YOUR INSTRUCTIONS — Restate the listing that follows word for word, without its pictures.

PROVIDED RECORDS —
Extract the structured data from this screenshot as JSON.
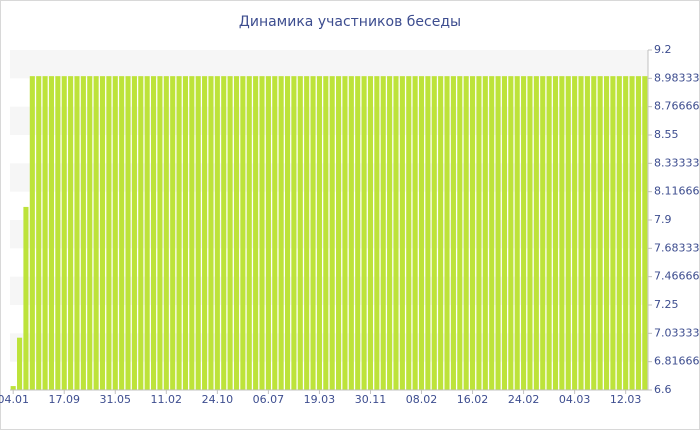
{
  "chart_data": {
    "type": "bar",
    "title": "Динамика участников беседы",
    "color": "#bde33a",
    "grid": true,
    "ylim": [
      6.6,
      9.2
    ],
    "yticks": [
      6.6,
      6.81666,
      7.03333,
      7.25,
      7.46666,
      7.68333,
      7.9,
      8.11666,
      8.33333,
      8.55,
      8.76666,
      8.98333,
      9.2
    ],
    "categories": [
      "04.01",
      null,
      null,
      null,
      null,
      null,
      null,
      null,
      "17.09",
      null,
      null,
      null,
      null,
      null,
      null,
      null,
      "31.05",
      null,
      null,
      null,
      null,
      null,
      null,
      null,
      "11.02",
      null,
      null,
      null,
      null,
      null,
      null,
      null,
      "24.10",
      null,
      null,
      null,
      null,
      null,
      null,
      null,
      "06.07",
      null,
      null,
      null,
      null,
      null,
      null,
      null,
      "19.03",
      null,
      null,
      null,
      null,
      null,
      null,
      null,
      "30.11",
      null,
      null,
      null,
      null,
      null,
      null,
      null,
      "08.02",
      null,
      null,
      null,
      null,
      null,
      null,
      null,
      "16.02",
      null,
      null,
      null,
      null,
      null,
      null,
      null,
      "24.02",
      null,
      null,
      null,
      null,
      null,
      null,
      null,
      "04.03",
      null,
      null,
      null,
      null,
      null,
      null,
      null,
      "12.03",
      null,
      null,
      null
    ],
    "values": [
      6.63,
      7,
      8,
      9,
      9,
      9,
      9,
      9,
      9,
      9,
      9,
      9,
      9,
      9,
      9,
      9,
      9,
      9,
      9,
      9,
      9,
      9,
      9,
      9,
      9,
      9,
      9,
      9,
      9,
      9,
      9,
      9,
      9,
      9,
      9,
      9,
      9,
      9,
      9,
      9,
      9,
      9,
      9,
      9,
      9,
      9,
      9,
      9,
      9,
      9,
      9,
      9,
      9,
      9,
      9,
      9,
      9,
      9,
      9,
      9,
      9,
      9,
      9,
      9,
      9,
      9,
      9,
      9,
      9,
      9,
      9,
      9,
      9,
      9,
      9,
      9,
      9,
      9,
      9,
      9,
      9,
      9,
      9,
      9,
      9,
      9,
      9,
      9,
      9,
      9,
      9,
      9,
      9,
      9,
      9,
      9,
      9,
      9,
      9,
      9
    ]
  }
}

RESULT —
Extract the structured data from this screenshot as JSON.
{
  "chart_data": {
    "type": "bar",
    "title": "Динамика участников беседы",
    "color": "#bde33a",
    "grid": true,
    "ylim": [
      6.6,
      9.2
    ],
    "yticks": [
      6.6,
      6.81666,
      7.03333,
      7.25,
      7.46666,
      7.68333,
      7.9,
      8.11666,
      8.33333,
      8.55,
      8.76666,
      8.98333,
      9.2
    ],
    "categories": [
      "04.01",
      null,
      null,
      null,
      null,
      null,
      null,
      null,
      "17.09",
      null,
      null,
      null,
      null,
      null,
      null,
      null,
      "31.05",
      null,
      null,
      null,
      null,
      null,
      null,
      null,
      "11.02",
      null,
      null,
      null,
      null,
      null,
      null,
      null,
      "24.10",
      null,
      null,
      null,
      null,
      null,
      null,
      null,
      "06.07",
      null,
      null,
      null,
      null,
      null,
      null,
      null,
      "19.03",
      null,
      null,
      null,
      null,
      null,
      null,
      null,
      "30.11",
      null,
      null,
      null,
      null,
      null,
      null,
      null,
      "08.02",
      null,
      null,
      null,
      null,
      null,
      null,
      null,
      "16.02",
      null,
      null,
      null,
      null,
      null,
      null,
      null,
      "24.02",
      null,
      null,
      null,
      null,
      null,
      null,
      null,
      "04.03",
      null,
      null,
      null,
      null,
      null,
      null,
      null,
      "12.03",
      null,
      null,
      null
    ],
    "values": [
      6.63,
      7,
      8,
      9,
      9,
      9,
      9,
      9,
      9,
      9,
      9,
      9,
      9,
      9,
      9,
      9,
      9,
      9,
      9,
      9,
      9,
      9,
      9,
      9,
      9,
      9,
      9,
      9,
      9,
      9,
      9,
      9,
      9,
      9,
      9,
      9,
      9,
      9,
      9,
      9,
      9,
      9,
      9,
      9,
      9,
      9,
      9,
      9,
      9,
      9,
      9,
      9,
      9,
      9,
      9,
      9,
      9,
      9,
      9,
      9,
      9,
      9,
      9,
      9,
      9,
      9,
      9,
      9,
      9,
      9,
      9,
      9,
      9,
      9,
      9,
      9,
      9,
      9,
      9,
      9,
      9,
      9,
      9,
      9,
      9,
      9,
      9,
      9,
      9,
      9,
      9,
      9,
      9,
      9,
      9,
      9,
      9,
      9,
      9,
      9
    ]
  }
}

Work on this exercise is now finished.